▸ **Problem to solve**:
Lift out all lines below that contain "frac".

▸ **Material for the task**:
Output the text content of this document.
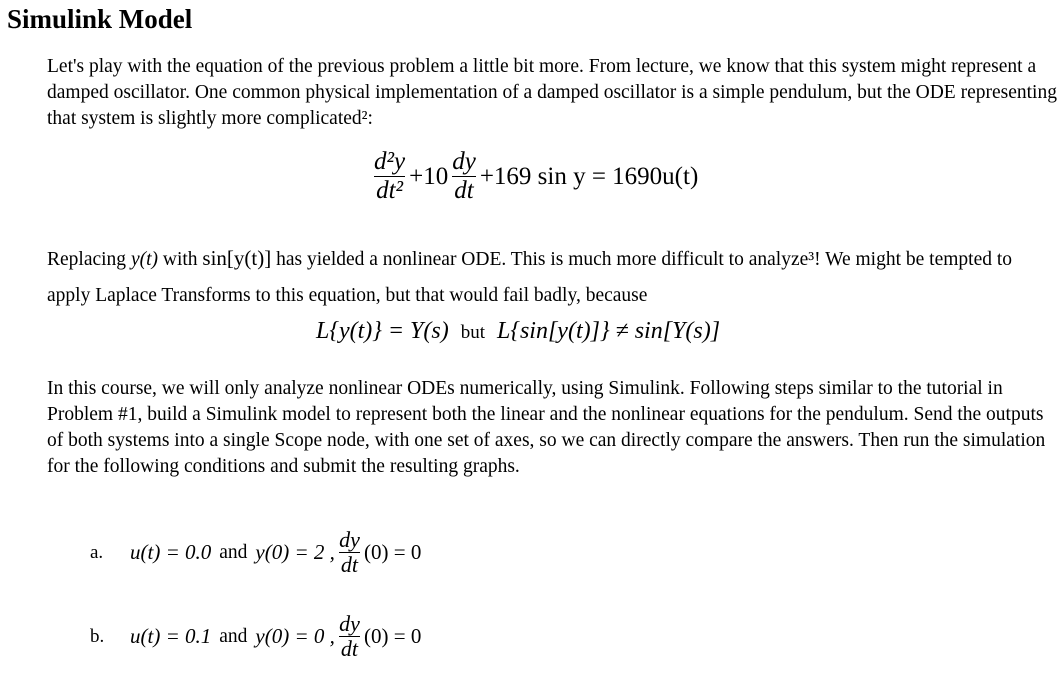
Simulink Model
Let's play with the equation of the previous problem a little bit more. From lecture, we know that this system might represent a damped oscillator. One common physical implementation of a damped oscillator is a simple pendulum, but the ODE representing that system is slightly more complicated²:
$\frac{\text{d²y}}{\text{dt²}} +10 \frac{dy}{dt} +169$ sin y = 1690u(t)
Replacing y(t) with sin[y(t)] has yielded a nonlinear ODE. This is much more difficult to analyze³! We might be tempted to apply Laplace Transforms to this equation, but that would fail badly, because
L{y(t)} = Y(s) but L{sin[y(t)]} ≠ sin[Y(s)]
In this course, we will only analyze nonlinear ODEs numerically, using Simulink. Following steps similar to the tutorial in Problem #1, build a Simulink model to represent both the linear and the nonlinear equations for the pendulum. Send the outputs of both systems into a single Scope node, with one set of axes, so we can directly compare the answers. Then run the simulation for the following conditions and submit the resulting graphs.
a.	u(t) = 0.0 and y(0) = 2 , $\frac{dy}{dt} (0) = 0$
b.	u(t) = 0.1 and y(0) = 0 , $\frac{dy}{dt} (0) = 0$
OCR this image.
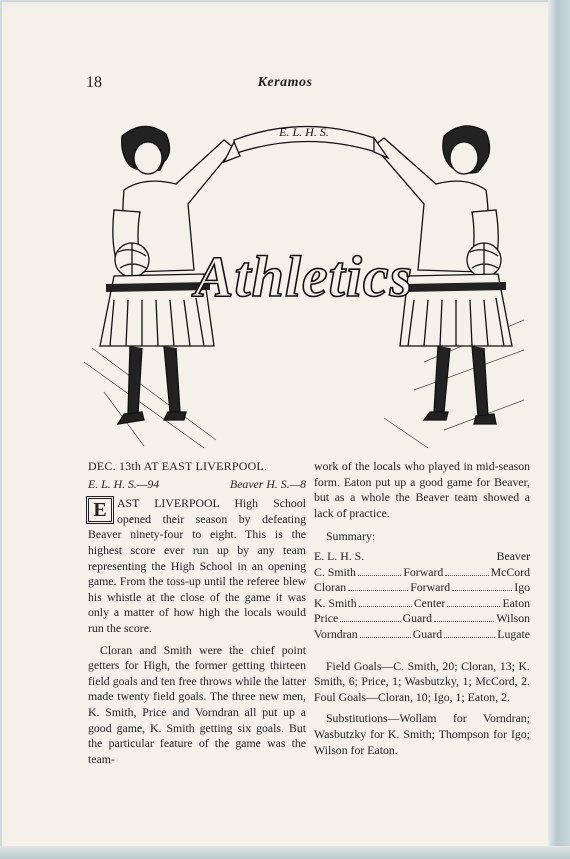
18	Keramos
E. L. H. S.
Athletics
DEC. 13th AT EAST LIVERPOOL.
E. L. H. S.—94	Beaver H. S.—8

E AST LIVERPOOL High School opened their season by defeating Beaver ninety-four to eight. This is the highest score ever run up by any team representing the High School in an opening game. From the toss-up until the referee blew his whistle at the close of the game it was only a matter of how high the locals would run the score.

Cloran and Smith were the chief point getters for High, the former getting thirteen field goals and ten free throws while the latter made twenty field goals. The three new men, K. Smith, Price and Vorndran all put up a good game, K. Smith getting six goals. But the particular feature of the game was the team-

work of the locals who played in mid-season form. Eaton put up a good game for Beaver, but as a whole the Beaver team showed a lack of practice.

Summary:

E. L. H. S.	Beaver
C. Smith	Forward	McCord
Cloran	Forward	Igo
K. Smith	Center	Eaton
Price	Guard	Wilson
Vorndran	Guard	Lugate

Field Goals—C. Smith, 20; Cloran, 13; K. Smith, 6; Price, 1; Wasbutzky, 1; McCord, 2. Foul Goals—Cloran, 10; Igo, 1; Eaton, 2.

Substitutions—Wollam for Vorndran; Wasbutzky for K. Smith; Thompson for Igo; Wilson for Eaton.
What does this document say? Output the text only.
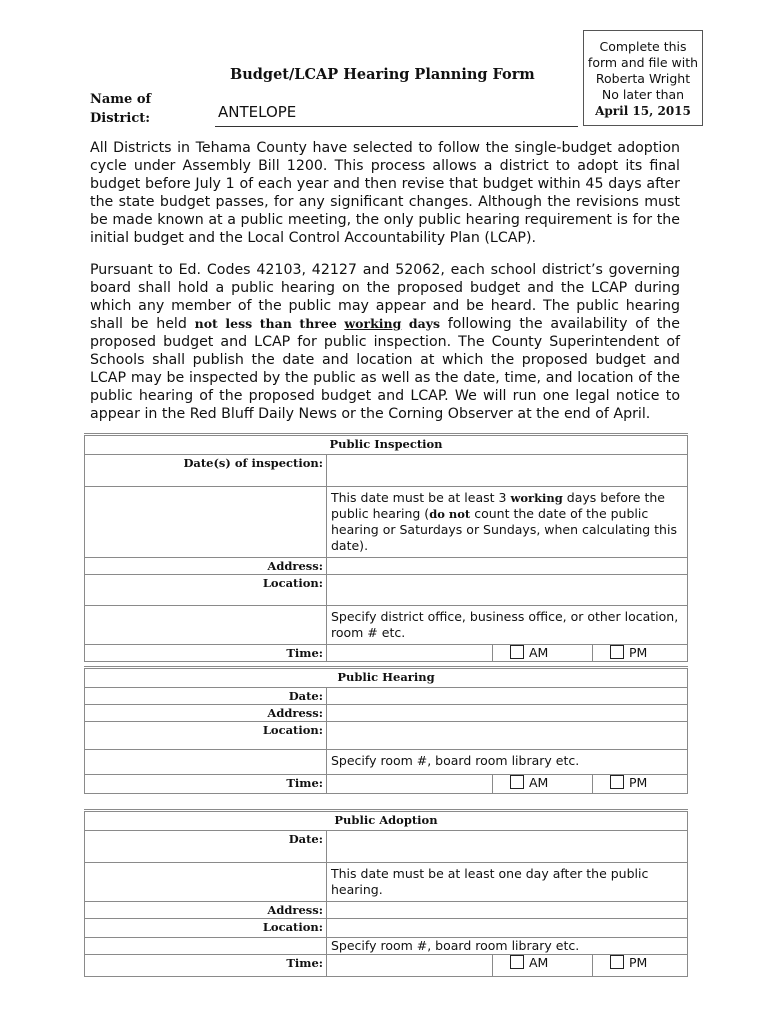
Complete this
form and file with
Roberta Wright
No later than
April 15, 2015
Budget/LCAP Hearing Planning Form
Name of
District:	ANTELOPE
All Districts in Tehama County have selected to follow the single-budget adoption cycle under Assembly Bill 1200. This process allows a district to adopt its final budget before July 1 of each year and then revise that budget within 45 days after the state budget passes, for any significant changes. Although the revisions must be made known at a public meeting, the only public hearing requirement is for the initial budget and the Local Control Accountability Plan (LCAP).
Pursuant to Ed. Codes 42103, 42127 and 52062, each school district’s governing board shall hold a public hearing on the proposed budget and the LCAP during which any member of the public may appear and be heard. The public hearing shall be held not less than three working days following the availability of the proposed budget and LCAP for public inspection. The County Superintendent of Schools shall publish the date and location at which the proposed budget and LCAP may be inspected by the public as well as the date, time, and location of the public hearing of the proposed budget and LCAP. We will run one legal notice to appear in the Red Bluff Daily News or the Corning Observer at the end of April.
Public Inspection			
Date(s) of inspection:			
	This date must be at least 3 working days before the public hearing (do not count the date of the public hearing or Saturdays or Sundays, when calculating this date).		
Address:			
Location:			
	Specify district office, business office, or other location, room # etc.		
Time:		AM	PM
Public Hearing			
Date:			
Address:			
Location:			
	Specify room #, board room library etc.		
Time:		AM	PM
Public Adoption			
Date:			
	This date must be at least one day after the public hearing.		
Address:			
Location:			
	Specify room #, board room library etc.		
Time:		AM	PM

▸ **In response**:
$\frac{\text{d²y}}{\text{dt²}} +10 \frac{dy}{dt} +169$ sin y = 1690u(t)
a.	u(t) = 0.0 and y(0) = 2 , $\frac{dy}{dt} (0) = 0$
b.	u(t) = 0.1 and y(0) = 0 , $\frac{dy}{dt} (0) = 0$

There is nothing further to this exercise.